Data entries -
◆ ◆ ◆ ◆ ◆
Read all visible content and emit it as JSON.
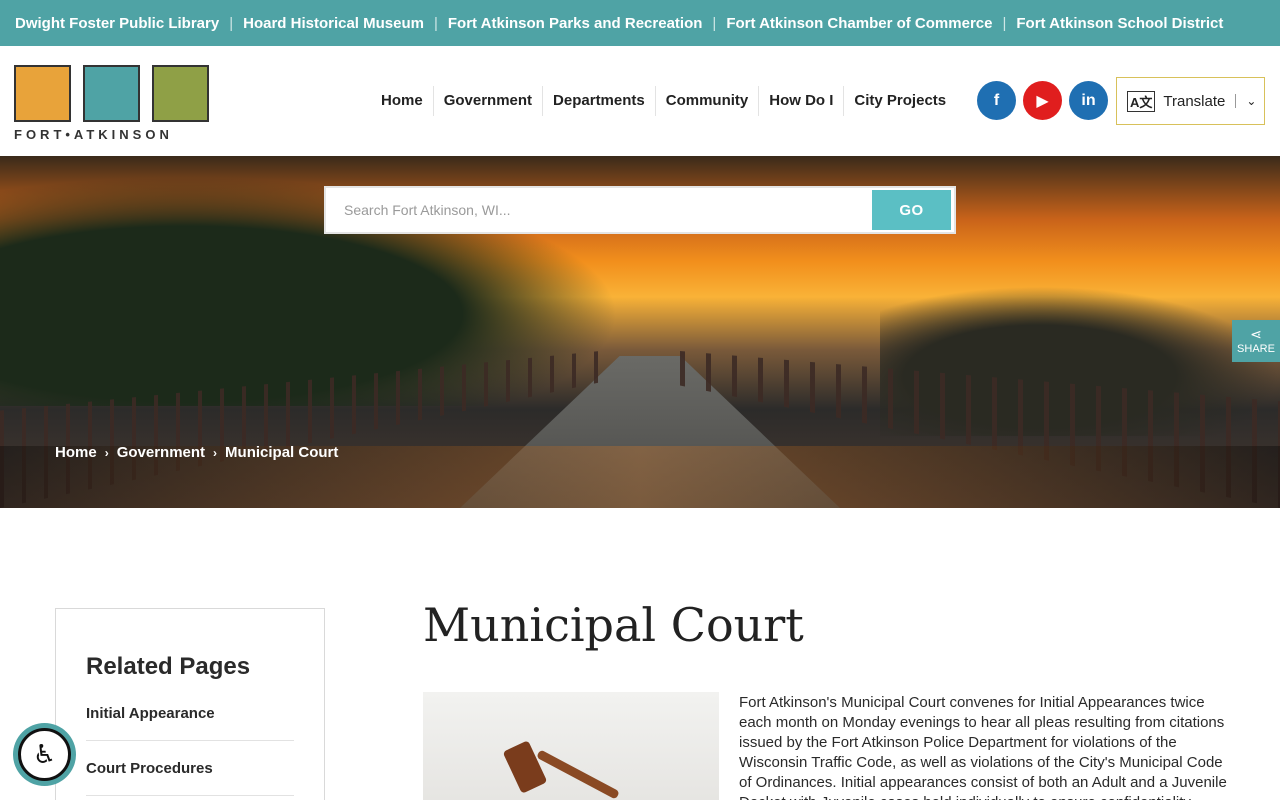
{
  "topbar": {
    "links": [
      "Dwight Foster Public Library",
      "Hoard Historical Museum",
      "Fort Atkinson Parks and Recreation",
      "Fort Atkinson Chamber of Commerce",
      "Fort Atkinson School District"
    ],
    "separator": "|"
  },
  "logo": {
    "text": "FORT•ATKINSON"
  },
  "nav": {
    "items": [
      "Home",
      "Government",
      "Departments",
      "Community",
      "How Do I",
      "City Projects"
    ]
  },
  "social": {
    "facebook_glyph": "f",
    "youtube_glyph": "▶",
    "linkedin_glyph": "in"
  },
  "translate": {
    "label": "Translate",
    "icon_glyph": "A文",
    "chevron": "⌄"
  },
  "search": {
    "placeholder": "Search Fort Atkinson, WI...",
    "button": "GO"
  },
  "breadcrumb": {
    "items": [
      "Home",
      "Government",
      "Municipal Court"
    ],
    "separator": "›"
  },
  "share": {
    "label": "SHARE",
    "glyph": "⋖"
  },
  "sidebar": {
    "title": "Related Pages",
    "links": [
      "Initial Appearance",
      "Court Procedures"
    ]
  },
  "page": {
    "title": "Municipal Court",
    "body": "Fort Atkinson's Municipal Court convenes for Initial Appearances twice each month on Monday evenings to hear all pleas resulting from citations issued by the Fort Atkinson Police Department for violations of the Wisconsin Traffic Code, as well as violations of the City's Municipal Code of Ordinances. Initial appearances consist of both an Adult and a Juvenile Docket with Juvenile cases held individually to ensure confidentiality."
  },
  "accessibility": {
    "glyph": "♿"
  },
  "colors": {
    "teal": "#4fa3a5",
    "go_button": "#5bbfc4",
    "facebook": "#1f6fb2",
    "youtube": "#e01e1e",
    "translate_border": "#d8c15a"
  }
}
◆ ◆ ◆ ◆ ◆
Extract all the entries word for word; omit any pictures.

Task solution -
Read all visible content and emit it as JSON.
{
  "topbar": {
    "links": [
      "Dwight Foster Public Library",
      "Hoard Historical Museum",
      "Fort Atkinson Parks and Recreation",
      "Fort Atkinson Chamber of Commerce",
      "Fort Atkinson School District"
    ],
    "separator": "|"
  },
  "logo": {
    "text": "FORT•ATKINSON"
  },
  "nav": {
    "items": [
      "Home",
      "Government",
      "Departments",
      "Community",
      "How Do I",
      "City Projects"
    ]
  },
  "social": {
    "facebook_glyph": "f",
    "youtube_glyph": "▶",
    "linkedin_glyph": "in"
  },
  "translate": {
    "label": "Translate",
    "icon_glyph": "A文",
    "chevron": "⌄"
  },
  "search": {
    "placeholder": "Search Fort Atkinson, WI...",
    "button": "GO"
  },
  "breadcrumb": {
    "items": [
      "Home",
      "Government",
      "Municipal Court"
    ],
    "separator": "›"
  },
  "share": {
    "label": "SHARE",
    "glyph": "⋖"
  },
  "sidebar": {
    "title": "Related Pages",
    "links": [
      "Initial Appearance",
      "Court Procedures"
    ]
  },
  "page": {
    "title": "Municipal Court",
    "body": "Fort Atkinson's Municipal Court convenes for Initial Appearances twice each month on Monday evenings to hear all pleas resulting from citations issued by the Fort Atkinson Police Department for violations of the Wisconsin Traffic Code, as well as violations of the City's Municipal Code of Ordinances. Initial appearances consist of both an Adult and a Juvenile Docket with Juvenile cases held individually to ensure confidentiality."
  },
  "accessibility": {
    "glyph": "♿"
  },
  "colors": {
    "teal": "#4fa3a5",
    "go_button": "#5bbfc4",
    "facebook": "#1f6fb2",
    "youtube": "#e01e1e",
    "translate_border": "#d8c15a"
  }
}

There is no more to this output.